* [Task statement] In the records that follow, locate every line with "антител" and extract it.

· · · ·

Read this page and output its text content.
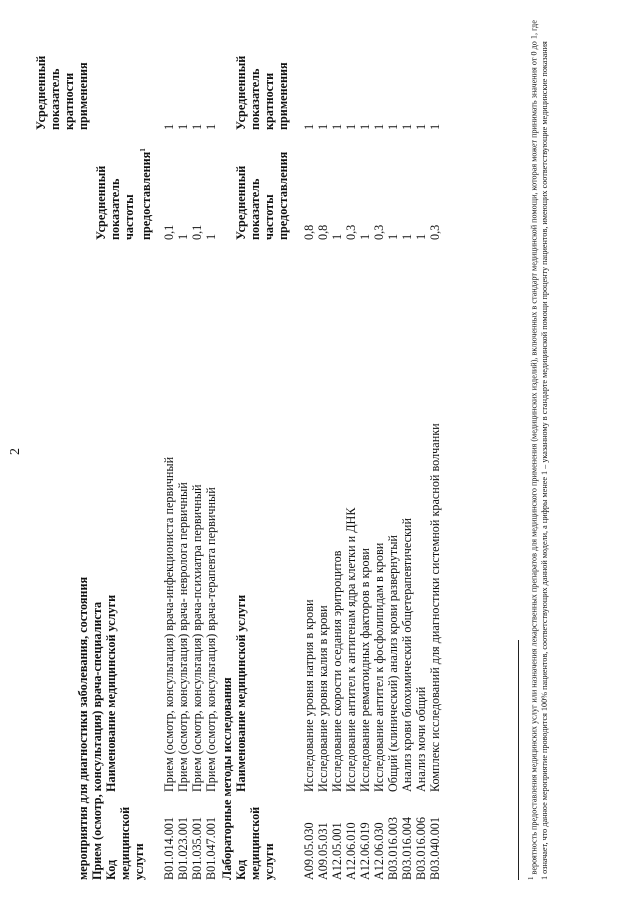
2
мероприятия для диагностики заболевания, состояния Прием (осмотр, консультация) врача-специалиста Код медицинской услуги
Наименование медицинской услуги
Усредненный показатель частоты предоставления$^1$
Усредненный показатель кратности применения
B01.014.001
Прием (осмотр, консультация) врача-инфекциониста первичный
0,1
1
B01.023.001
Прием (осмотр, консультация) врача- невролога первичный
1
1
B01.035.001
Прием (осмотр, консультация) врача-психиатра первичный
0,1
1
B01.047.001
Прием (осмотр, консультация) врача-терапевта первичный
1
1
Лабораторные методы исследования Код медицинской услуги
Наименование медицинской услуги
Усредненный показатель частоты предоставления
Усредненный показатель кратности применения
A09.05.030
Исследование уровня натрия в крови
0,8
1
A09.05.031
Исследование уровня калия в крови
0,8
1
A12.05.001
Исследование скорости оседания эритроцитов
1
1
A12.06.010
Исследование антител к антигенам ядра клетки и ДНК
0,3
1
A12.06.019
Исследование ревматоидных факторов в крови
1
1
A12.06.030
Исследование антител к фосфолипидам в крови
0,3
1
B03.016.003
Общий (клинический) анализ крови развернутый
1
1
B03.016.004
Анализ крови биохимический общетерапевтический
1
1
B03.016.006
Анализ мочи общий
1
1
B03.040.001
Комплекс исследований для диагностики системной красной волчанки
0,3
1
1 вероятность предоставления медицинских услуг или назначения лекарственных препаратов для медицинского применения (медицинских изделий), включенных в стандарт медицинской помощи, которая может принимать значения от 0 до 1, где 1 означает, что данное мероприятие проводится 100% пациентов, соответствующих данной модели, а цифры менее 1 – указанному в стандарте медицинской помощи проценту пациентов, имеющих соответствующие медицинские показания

· · · ·

* [Exercise output]
Исследование антител к антигенам ядра клетки и ДНК
Исследование антител к фосфолипидам в крови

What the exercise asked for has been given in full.